**Stated task:** Copy out the entries exactly, from the first line to the last.

**Collection entries:**
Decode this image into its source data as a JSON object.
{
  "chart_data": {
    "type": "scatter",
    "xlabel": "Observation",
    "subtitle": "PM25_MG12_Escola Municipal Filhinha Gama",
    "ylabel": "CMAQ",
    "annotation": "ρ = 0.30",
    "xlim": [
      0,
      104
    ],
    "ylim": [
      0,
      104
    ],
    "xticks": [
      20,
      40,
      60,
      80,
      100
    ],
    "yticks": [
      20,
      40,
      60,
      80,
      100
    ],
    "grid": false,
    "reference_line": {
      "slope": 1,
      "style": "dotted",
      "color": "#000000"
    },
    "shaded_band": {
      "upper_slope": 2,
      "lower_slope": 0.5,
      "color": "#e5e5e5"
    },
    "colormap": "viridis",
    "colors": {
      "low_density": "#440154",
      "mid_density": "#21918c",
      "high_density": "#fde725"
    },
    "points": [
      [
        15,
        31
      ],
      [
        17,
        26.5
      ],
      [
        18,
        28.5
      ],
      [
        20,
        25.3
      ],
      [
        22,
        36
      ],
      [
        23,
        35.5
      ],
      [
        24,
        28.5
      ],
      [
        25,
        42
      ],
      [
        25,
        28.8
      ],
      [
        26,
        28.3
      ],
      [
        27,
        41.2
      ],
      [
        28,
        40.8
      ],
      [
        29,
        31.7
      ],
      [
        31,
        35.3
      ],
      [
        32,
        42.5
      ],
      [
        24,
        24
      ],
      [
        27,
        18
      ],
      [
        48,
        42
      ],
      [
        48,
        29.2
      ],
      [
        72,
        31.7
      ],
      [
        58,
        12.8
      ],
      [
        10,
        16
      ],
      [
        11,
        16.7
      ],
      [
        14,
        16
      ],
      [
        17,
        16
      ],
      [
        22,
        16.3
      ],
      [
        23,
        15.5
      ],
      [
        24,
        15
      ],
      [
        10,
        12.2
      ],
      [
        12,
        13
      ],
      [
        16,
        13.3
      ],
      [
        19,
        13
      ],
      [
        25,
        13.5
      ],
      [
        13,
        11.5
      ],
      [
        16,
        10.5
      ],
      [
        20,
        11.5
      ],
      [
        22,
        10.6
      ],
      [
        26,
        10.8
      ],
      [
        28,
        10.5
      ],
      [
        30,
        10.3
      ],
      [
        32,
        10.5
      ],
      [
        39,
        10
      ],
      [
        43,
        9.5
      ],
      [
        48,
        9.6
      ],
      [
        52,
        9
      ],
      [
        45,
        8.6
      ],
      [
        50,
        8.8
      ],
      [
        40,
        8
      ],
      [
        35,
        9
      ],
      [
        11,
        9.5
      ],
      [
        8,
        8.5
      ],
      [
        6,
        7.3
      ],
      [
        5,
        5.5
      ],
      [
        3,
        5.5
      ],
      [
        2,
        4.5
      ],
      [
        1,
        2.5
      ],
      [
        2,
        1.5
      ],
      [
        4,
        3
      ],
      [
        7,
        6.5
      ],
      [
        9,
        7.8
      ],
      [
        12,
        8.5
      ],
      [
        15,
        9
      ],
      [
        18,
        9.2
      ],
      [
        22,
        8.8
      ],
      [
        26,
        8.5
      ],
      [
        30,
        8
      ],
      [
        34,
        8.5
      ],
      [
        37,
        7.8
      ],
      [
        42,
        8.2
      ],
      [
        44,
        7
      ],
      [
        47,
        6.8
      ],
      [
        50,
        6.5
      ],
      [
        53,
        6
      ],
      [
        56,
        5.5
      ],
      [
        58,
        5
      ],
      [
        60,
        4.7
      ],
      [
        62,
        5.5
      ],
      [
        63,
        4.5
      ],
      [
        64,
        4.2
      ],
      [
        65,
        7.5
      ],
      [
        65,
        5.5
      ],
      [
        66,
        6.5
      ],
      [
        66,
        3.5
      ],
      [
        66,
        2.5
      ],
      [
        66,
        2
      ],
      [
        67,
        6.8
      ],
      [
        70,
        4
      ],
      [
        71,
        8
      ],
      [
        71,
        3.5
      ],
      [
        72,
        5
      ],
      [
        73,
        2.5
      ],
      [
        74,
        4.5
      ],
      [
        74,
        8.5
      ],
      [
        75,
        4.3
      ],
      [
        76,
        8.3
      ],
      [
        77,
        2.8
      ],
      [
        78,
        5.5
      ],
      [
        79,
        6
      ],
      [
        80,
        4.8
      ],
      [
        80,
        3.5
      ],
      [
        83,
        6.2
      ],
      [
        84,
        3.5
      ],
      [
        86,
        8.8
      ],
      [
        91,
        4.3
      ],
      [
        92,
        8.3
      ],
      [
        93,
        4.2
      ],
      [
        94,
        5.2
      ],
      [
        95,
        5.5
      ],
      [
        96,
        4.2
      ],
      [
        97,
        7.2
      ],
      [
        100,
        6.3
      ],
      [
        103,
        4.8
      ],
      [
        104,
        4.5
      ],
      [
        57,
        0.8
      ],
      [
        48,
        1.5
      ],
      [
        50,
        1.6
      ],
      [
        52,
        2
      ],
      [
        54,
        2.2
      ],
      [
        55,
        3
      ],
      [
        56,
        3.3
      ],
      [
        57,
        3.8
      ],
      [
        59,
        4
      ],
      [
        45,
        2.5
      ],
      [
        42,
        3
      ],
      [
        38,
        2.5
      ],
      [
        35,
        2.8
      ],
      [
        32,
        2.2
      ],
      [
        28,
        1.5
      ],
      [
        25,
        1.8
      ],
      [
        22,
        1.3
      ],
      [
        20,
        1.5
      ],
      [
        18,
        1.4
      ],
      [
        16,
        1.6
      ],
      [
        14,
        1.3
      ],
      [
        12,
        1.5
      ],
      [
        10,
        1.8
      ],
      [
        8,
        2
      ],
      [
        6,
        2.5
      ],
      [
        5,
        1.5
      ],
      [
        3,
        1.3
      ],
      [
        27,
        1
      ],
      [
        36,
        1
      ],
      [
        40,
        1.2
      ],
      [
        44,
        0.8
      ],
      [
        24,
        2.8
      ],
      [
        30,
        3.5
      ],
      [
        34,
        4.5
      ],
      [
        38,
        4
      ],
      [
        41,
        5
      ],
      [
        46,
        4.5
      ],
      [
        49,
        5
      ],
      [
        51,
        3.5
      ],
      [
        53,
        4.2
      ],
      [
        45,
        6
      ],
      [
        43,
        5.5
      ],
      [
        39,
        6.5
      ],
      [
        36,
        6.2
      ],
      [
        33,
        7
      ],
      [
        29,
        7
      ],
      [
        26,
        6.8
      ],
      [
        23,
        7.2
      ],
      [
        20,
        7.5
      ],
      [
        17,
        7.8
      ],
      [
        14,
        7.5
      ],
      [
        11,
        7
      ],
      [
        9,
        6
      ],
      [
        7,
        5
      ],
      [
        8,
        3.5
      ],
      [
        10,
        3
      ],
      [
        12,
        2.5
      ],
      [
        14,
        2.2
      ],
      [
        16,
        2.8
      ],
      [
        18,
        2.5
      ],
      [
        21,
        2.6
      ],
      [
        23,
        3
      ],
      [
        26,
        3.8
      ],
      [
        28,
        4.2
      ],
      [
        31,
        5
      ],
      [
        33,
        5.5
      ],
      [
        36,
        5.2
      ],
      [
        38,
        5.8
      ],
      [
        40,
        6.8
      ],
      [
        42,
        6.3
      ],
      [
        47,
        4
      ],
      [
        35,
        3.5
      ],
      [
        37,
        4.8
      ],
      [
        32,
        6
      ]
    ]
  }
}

**Answer:**
Decode this image into its source data as a JSON object.
{
  "chart_data": {
    "type": "scatter",
    "xlabel": "Observation",
    "subtitle": "PM25_MG12_Escola Municipal Filhinha Gama",
    "ylabel": "CMAQ",
    "annotation": "ρ = 0.30",
    "xlim": [
      0,
      104
    ],
    "ylim": [
      0,
      104
    ],
    "xticks": [
      20,
      40,
      60,
      80,
      100
    ],
    "yticks": [
      20,
      40,
      60,
      80,
      100
    ],
    "grid": false,
    "reference_line": {
      "slope": 1,
      "style": "dotted",
      "color": "#000000"
    },
    "shaded_band": {
      "upper_slope": 2,
      "lower_slope": 0.5,
      "color": "#e5e5e5"
    },
    "colormap": "viridis",
    "colors": {
      "low_density": "#440154",
      "mid_density": "#21918c",
      "high_density": "#fde725"
    },
    "points": [
      [
        15,
        31
      ],
      [
        17,
        26.5
      ],
      [
        18,
        28.5
      ],
      [
        20,
        25.3
      ],
      [
        22,
        36
      ],
      [
        23,
        35.5
      ],
      [
        24,
        28.5
      ],
      [
        25,
        42
      ],
      [
        25,
        28.8
      ],
      [
        26,
        28.3
      ],
      [
        27,
        41.2
      ],
      [
        28,
        40.8
      ],
      [
        29,
        31.7
      ],
      [
        31,
        35.3
      ],
      [
        32,
        42.5
      ],
      [
        24,
        24
      ],
      [
        27,
        18
      ],
      [
        48,
        42
      ],
      [
        48,
        29.2
      ],
      [
        72,
        31.7
      ],
      [
        58,
        12.8
      ],
      [
        10,
        16
      ],
      [
        11,
        16.7
      ],
      [
        14,
        16
      ],
      [
        17,
        16
      ],
      [
        22,
        16.3
      ],
      [
        23,
        15.5
      ],
      [
        24,
        15
      ],
      [
        10,
        12.2
      ],
      [
        12,
        13
      ],
      [
        16,
        13.3
      ],
      [
        19,
        13
      ],
      [
        25,
        13.5
      ],
      [
        13,
        11.5
      ],
      [
        16,
        10.5
      ],
      [
        20,
        11.5
      ],
      [
        22,
        10.6
      ],
      [
        26,
        10.8
      ],
      [
        28,
        10.5
      ],
      [
        30,
        10.3
      ],
      [
        32,
        10.5
      ],
      [
        39,
        10
      ],
      [
        43,
        9.5
      ],
      [
        48,
        9.6
      ],
      [
        52,
        9
      ],
      [
        45,
        8.6
      ],
      [
        50,
        8.8
      ],
      [
        40,
        8
      ],
      [
        35,
        9
      ],
      [
        11,
        9.5
      ],
      [
        8,
        8.5
      ],
      [
        6,
        7.3
      ],
      [
        5,
        5.5
      ],
      [
        3,
        5.5
      ],
      [
        2,
        4.5
      ],
      [
        1,
        2.5
      ],
      [
        2,
        1.5
      ],
      [
        4,
        3
      ],
      [
        7,
        6.5
      ],
      [
        9,
        7.8
      ],
      [
        12,
        8.5
      ],
      [
        15,
        9
      ],
      [
        18,
        9.2
      ],
      [
        22,
        8.8
      ],
      [
        26,
        8.5
      ],
      [
        30,
        8
      ],
      [
        34,
        8.5
      ],
      [
        37,
        7.8
      ],
      [
        42,
        8.2
      ],
      [
        44,
        7
      ],
      [
        47,
        6.8
      ],
      [
        50,
        6.5
      ],
      [
        53,
        6
      ],
      [
        56,
        5.5
      ],
      [
        58,
        5
      ],
      [
        60,
        4.7
      ],
      [
        62,
        5.5
      ],
      [
        63,
        4.5
      ],
      [
        64,
        4.2
      ],
      [
        65,
        7.5
      ],
      [
        65,
        5.5
      ],
      [
        66,
        6.5
      ],
      [
        66,
        3.5
      ],
      [
        66,
        2.5
      ],
      [
        66,
        2
      ],
      [
        67,
        6.8
      ],
      [
        70,
        4
      ],
      [
        71,
        8
      ],
      [
        71,
        3.5
      ],
      [
        72,
        5
      ],
      [
        73,
        2.5
      ],
      [
        74,
        4.5
      ],
      [
        74,
        8.5
      ],
      [
        75,
        4.3
      ],
      [
        76,
        8.3
      ],
      [
        77,
        2.8
      ],
      [
        78,
        5.5
      ],
      [
        79,
        6
      ],
      [
        80,
        4.8
      ],
      [
        80,
        3.5
      ],
      [
        83,
        6.2
      ],
      [
        84,
        3.5
      ],
      [
        86,
        8.8
      ],
      [
        91,
        4.3
      ],
      [
        92,
        8.3
      ],
      [
        93,
        4.2
      ],
      [
        94,
        5.2
      ],
      [
        95,
        5.5
      ],
      [
        96,
        4.2
      ],
      [
        97,
        7.2
      ],
      [
        100,
        6.3
      ],
      [
        103,
        4.8
      ],
      [
        104,
        4.5
      ],
      [
        57,
        0.8
      ],
      [
        48,
        1.5
      ],
      [
        50,
        1.6
      ],
      [
        52,
        2
      ],
      [
        54,
        2.2
      ],
      [
        55,
        3
      ],
      [
        56,
        3.3
      ],
      [
        57,
        3.8
      ],
      [
        59,
        4
      ],
      [
        45,
        2.5
      ],
      [
        42,
        3
      ],
      [
        38,
        2.5
      ],
      [
        35,
        2.8
      ],
      [
        32,
        2.2
      ],
      [
        28,
        1.5
      ],
      [
        25,
        1.8
      ],
      [
        22,
        1.3
      ],
      [
        20,
        1.5
      ],
      [
        18,
        1.4
      ],
      [
        16,
        1.6
      ],
      [
        14,
        1.3
      ],
      [
        12,
        1.5
      ],
      [
        10,
        1.8
      ],
      [
        8,
        2
      ],
      [
        6,
        2.5
      ],
      [
        5,
        1.5
      ],
      [
        3,
        1.3
      ],
      [
        27,
        1
      ],
      [
        36,
        1
      ],
      [
        40,
        1.2
      ],
      [
        44,
        0.8
      ],
      [
        24,
        2.8
      ],
      [
        30,
        3.5
      ],
      [
        34,
        4.5
      ],
      [
        38,
        4
      ],
      [
        41,
        5
      ],
      [
        46,
        4.5
      ],
      [
        49,
        5
      ],
      [
        51,
        3.5
      ],
      [
        53,
        4.2
      ],
      [
        45,
        6
      ],
      [
        43,
        5.5
      ],
      [
        39,
        6.5
      ],
      [
        36,
        6.2
      ],
      [
        33,
        7
      ],
      [
        29,
        7
      ],
      [
        26,
        6.8
      ],
      [
        23,
        7.2
      ],
      [
        20,
        7.5
      ],
      [
        17,
        7.8
      ],
      [
        14,
        7.5
      ],
      [
        11,
        7
      ],
      [
        9,
        6
      ],
      [
        7,
        5
      ],
      [
        8,
        3.5
      ],
      [
        10,
        3
      ],
      [
        12,
        2.5
      ],
      [
        14,
        2.2
      ],
      [
        16,
        2.8
      ],
      [
        18,
        2.5
      ],
      [
        21,
        2.6
      ],
      [
        23,
        3
      ],
      [
        26,
        3.8
      ],
      [
        28,
        4.2
      ],
      [
        31,
        5
      ],
      [
        33,
        5.5
      ],
      [
        36,
        5.2
      ],
      [
        38,
        5.8
      ],
      [
        40,
        6.8
      ],
      [
        42,
        6.3
      ],
      [
        47,
        4
      ],
      [
        35,
        3.5
      ],
      [
        37,
        4.8
      ],
      [
        32,
        6
      ]
    ]
  }
}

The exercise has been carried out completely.